▶ Exercise
What is the number of lines in this data that contain the word "stages"? Give the number alone.

(Document text records)
··········

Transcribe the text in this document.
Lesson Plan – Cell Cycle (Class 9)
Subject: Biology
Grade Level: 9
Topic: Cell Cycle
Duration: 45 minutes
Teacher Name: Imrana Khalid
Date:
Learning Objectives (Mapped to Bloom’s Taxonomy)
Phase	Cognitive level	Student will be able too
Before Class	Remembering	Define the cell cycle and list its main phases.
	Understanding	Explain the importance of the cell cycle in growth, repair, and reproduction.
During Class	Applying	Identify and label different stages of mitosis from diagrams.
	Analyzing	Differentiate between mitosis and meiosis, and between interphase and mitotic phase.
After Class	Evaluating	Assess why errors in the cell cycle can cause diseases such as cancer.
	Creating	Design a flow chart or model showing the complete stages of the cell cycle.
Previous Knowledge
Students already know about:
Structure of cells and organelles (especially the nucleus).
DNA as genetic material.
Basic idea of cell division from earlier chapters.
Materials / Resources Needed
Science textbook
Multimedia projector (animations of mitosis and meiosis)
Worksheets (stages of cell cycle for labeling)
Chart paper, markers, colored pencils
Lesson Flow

··········

▶ Solution
3